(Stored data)
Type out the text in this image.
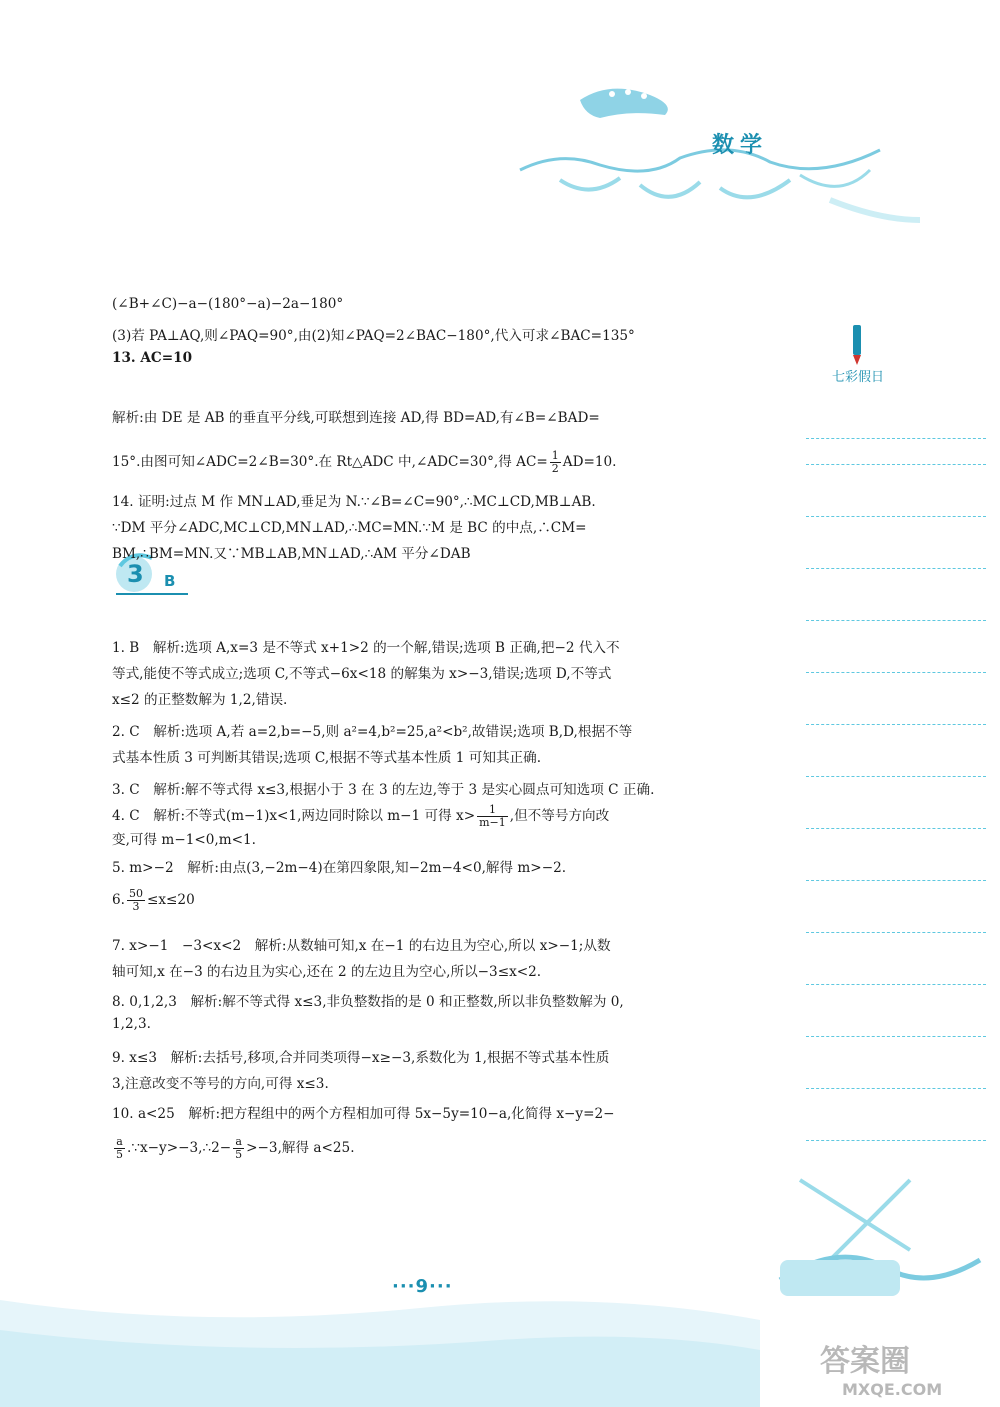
数学
七彩假日
3 B
(∠B+∠C)−a−(180°−a)−2a−180°
(3)若 PA⊥AQ,则∠PAQ=90°,由(2)知∠PAQ=2∠BAC−180°,代入可求∠BAC=135°
13. AC=10
解析:由 DE 是 AB 的垂直平分线,可联想到连接 AD,得 BD=AD,有∠B=∠BAD=
15°.由图可知∠ADC=2∠B=30°.在 Rt△ADC 中,∠ADC=30°,得 $AC= \frac{1}{2} AD=10$.
14. 证明:过点 M 作 MN⊥AD,垂足为 N.∵∠B=∠C=90°,∴MC⊥CD,MB⊥AB.
∵DM 平分∠ADC,MC⊥CD,MN⊥AD,∴MC=MN.∵M 是 BC 的中点,∴CM=
BM,∴BM=MN.又∵MB⊥AB,MN⊥AD,∴AM 平分∠DAB
1. B　解析:选项 A,x=3 是不等式 x+1>2 的一个解,错误;选项 B 正确,把−2 代入不
等式,能使不等式成立;选项 C,不等式−6x<18 的解集为 x>−3,错误;选项 D,不等式
x≤2 的正整数解为 1,2,错误.
2. C　解析:选项 A,若 a=2,b=−5,则 a²=4,b²=25,a²<b²,故错误;选项 B,D,根据不等
式基本性质 3 可判断其错误;选项 C,根据不等式基本性质 1 可知其正确.
3. C　解析:解不等式得 x≤3,根据小于 3 在 3 的左边,等于 3 是实心圆点可知选项 C 正确.
4. C　解析:不等式(m−1)x<1,两边同时除以 m−1 可得 $x> \frac{1}{m-1}$ ,但不等号方向改
变,可得 m−1<0,m<1.
5. m>−2　解析:由点(3,−2m−4)在第四象限,知−2m−4<0,解得 m>−2.
6. $\frac{50}{3} \le x\le 20$
7. x>−1　−3<x<2　解析:从数轴可知,x 在−1 的右边且为空心,所以 x>−1;从数
轴可知,x 在−3 的右边且为实心,还在 2 的左边且为空心,所以−3≤x<2.
8. 0,1,2,3　解析:解不等式得 x≤3,非负整数指的是 0 和正整数,所以非负整数解为 0,
1,2,3.
9. x≤3　解析:去括号,移项,合并同类项得−x≥−3,系数化为 1,根据不等式基本性质
3,注意改变不等号的方向,可得 x≤3.
10. a<25　解析:把方程组中的两个方程相加可得 5x−5y=10−a,化简得 x−y=2−
$\frac{a}{5}$ .∵x−y>−3,∴2− $\frac{a}{5} >-3$,解得 a<25.
···9···
答案圈
MXQE.COM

- **Requirement**
Your answer should be one number: the count of lines in the data above that include the word "根据不等式基本性质".

- **Answer for the task**
2